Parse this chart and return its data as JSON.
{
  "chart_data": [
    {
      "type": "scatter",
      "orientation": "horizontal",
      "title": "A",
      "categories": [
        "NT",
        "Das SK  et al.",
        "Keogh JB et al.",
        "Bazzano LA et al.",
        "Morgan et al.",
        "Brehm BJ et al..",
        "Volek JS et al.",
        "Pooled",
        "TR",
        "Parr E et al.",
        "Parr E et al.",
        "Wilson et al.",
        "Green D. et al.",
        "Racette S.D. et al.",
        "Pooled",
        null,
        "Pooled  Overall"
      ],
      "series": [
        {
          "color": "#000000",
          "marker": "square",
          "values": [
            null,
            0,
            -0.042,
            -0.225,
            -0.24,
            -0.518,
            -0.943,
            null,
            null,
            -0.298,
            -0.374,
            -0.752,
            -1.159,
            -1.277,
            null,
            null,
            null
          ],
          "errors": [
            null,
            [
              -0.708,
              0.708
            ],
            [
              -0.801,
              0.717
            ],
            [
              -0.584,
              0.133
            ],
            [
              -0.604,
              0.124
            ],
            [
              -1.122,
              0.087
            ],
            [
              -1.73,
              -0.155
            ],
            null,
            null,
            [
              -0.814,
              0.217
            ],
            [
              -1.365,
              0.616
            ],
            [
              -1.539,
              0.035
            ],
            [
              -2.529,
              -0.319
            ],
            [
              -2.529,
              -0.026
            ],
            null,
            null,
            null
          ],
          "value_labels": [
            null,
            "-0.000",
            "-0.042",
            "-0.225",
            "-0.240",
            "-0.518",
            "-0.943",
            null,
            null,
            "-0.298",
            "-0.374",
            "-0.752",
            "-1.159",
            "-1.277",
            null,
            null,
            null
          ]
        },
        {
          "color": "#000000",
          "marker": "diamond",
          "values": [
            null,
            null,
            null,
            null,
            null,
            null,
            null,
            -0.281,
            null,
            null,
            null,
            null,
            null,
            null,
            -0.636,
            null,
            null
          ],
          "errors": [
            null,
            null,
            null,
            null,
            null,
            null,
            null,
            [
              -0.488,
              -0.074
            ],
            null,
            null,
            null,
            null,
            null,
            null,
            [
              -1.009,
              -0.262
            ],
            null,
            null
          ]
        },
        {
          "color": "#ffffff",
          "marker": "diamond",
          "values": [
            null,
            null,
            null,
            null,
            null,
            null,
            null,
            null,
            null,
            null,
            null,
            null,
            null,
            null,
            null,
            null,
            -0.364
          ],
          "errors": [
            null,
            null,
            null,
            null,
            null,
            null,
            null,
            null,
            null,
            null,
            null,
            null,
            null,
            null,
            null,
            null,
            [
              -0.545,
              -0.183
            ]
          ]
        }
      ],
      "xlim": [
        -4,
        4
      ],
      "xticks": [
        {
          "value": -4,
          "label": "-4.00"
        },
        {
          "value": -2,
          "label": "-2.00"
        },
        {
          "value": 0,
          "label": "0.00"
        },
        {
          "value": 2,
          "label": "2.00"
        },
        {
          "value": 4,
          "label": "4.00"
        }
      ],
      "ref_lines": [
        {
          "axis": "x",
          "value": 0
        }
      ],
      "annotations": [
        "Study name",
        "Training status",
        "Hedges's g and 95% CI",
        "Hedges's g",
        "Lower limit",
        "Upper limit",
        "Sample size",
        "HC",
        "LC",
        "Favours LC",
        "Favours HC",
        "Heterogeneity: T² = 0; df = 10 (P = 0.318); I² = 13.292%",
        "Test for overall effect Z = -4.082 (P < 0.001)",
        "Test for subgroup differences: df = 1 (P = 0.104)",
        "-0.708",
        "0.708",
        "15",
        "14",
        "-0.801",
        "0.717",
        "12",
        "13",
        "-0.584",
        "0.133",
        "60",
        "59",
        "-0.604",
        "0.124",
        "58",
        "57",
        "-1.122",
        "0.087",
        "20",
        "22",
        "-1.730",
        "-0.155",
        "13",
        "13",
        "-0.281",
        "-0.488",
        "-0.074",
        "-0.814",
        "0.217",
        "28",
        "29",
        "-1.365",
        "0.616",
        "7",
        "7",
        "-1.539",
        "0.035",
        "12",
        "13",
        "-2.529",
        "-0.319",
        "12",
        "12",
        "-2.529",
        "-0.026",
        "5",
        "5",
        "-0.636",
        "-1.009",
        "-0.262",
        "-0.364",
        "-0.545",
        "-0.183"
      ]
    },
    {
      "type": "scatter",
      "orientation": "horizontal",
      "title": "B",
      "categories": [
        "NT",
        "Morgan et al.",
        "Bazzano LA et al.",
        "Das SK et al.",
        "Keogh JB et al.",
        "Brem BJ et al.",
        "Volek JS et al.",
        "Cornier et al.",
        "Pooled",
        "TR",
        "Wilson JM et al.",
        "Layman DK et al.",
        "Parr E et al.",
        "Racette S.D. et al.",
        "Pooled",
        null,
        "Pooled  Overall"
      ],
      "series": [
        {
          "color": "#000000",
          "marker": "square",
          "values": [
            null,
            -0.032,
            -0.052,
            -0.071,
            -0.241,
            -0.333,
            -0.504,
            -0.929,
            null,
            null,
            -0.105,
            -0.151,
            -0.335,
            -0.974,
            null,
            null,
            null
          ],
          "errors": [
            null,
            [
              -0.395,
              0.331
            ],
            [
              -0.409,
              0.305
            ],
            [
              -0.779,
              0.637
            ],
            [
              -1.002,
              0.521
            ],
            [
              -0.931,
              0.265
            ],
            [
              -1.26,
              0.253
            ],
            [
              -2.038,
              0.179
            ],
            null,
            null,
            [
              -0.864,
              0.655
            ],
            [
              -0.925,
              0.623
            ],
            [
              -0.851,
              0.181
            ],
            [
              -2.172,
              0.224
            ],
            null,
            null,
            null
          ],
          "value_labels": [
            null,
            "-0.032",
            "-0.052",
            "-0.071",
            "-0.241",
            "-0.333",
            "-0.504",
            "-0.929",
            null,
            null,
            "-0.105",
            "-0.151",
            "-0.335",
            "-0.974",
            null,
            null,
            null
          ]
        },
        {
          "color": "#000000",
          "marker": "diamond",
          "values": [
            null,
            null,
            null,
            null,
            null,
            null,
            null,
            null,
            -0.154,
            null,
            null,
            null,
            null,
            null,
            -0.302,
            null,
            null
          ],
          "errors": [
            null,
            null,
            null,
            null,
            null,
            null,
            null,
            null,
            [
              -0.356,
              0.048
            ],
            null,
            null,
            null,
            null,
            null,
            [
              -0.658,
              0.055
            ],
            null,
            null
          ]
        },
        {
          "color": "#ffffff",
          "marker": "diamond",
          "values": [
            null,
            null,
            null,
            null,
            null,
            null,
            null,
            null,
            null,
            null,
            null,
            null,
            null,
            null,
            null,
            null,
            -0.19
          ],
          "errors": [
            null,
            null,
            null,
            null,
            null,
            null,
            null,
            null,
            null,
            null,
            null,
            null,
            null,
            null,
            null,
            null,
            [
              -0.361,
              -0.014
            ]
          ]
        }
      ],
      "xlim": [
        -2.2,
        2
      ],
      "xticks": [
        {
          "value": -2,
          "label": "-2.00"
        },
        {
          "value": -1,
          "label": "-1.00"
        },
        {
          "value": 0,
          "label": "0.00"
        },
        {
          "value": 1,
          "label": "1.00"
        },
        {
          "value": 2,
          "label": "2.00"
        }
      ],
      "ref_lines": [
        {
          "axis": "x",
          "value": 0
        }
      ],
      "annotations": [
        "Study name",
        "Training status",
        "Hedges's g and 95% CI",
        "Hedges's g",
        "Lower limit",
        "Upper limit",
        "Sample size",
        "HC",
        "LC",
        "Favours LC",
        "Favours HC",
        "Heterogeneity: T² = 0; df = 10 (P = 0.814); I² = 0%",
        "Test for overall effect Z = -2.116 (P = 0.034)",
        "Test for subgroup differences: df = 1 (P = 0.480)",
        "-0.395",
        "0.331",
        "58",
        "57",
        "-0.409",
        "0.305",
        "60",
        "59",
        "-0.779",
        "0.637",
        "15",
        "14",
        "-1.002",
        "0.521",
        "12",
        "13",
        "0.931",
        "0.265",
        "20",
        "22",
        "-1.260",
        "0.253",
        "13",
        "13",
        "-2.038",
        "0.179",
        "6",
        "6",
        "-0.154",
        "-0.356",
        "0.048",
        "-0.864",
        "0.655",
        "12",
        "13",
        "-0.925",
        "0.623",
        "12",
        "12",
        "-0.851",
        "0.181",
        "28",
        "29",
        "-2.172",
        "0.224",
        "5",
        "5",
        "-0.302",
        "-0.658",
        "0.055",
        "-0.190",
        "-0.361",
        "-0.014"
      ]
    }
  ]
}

==============================

PROBLEM
Above are records; say how many of their lines contain the word "effect", giving only the number.

EXERCISE ANSWER
2